*Task input*:

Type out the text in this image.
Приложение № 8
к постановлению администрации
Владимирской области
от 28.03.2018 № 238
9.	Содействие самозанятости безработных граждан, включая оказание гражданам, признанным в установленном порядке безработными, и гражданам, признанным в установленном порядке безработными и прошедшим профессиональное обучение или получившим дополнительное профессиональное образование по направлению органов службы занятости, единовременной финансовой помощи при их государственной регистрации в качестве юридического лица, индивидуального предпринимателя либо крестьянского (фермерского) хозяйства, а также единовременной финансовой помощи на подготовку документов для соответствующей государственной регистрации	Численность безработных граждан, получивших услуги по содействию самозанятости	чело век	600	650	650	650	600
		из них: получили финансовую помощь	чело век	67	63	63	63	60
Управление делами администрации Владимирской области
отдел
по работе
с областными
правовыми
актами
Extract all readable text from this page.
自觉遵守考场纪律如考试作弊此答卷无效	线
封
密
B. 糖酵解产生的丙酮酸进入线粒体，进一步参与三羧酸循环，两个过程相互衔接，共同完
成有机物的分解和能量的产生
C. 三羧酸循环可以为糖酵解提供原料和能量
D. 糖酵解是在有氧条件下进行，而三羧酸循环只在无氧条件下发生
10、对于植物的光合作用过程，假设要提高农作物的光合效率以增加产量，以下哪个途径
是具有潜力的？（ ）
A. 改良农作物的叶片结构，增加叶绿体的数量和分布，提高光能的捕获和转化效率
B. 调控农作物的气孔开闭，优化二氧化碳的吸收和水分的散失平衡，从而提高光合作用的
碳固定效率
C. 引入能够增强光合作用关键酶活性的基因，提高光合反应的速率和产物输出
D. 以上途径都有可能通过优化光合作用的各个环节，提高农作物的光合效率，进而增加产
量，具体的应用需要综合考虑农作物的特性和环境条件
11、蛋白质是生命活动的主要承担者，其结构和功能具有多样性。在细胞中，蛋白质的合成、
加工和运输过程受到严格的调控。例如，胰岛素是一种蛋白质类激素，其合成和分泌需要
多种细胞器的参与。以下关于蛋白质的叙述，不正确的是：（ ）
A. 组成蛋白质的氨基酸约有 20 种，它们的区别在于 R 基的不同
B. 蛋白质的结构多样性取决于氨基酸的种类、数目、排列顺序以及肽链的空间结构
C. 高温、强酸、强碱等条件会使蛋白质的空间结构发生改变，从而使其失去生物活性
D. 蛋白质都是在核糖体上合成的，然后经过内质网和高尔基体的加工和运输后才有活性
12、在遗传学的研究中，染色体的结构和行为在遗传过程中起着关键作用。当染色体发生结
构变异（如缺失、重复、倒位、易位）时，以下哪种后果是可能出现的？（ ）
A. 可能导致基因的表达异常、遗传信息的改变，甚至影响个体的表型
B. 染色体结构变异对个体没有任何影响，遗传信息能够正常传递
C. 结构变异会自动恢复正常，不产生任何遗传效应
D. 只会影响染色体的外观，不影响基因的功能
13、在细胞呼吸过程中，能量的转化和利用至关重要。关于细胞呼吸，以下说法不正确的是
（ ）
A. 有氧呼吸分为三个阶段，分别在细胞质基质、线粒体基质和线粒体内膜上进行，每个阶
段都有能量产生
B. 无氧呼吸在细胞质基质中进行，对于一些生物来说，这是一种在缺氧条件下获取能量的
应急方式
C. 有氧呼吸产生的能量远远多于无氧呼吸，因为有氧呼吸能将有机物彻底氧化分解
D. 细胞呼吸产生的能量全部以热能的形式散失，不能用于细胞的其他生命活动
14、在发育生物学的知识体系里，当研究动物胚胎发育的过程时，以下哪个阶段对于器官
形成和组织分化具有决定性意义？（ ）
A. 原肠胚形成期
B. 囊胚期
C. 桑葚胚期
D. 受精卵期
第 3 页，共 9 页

*The task*: Give only the number of lines in the data that hold the string "Владимирской".

*Solution*: 2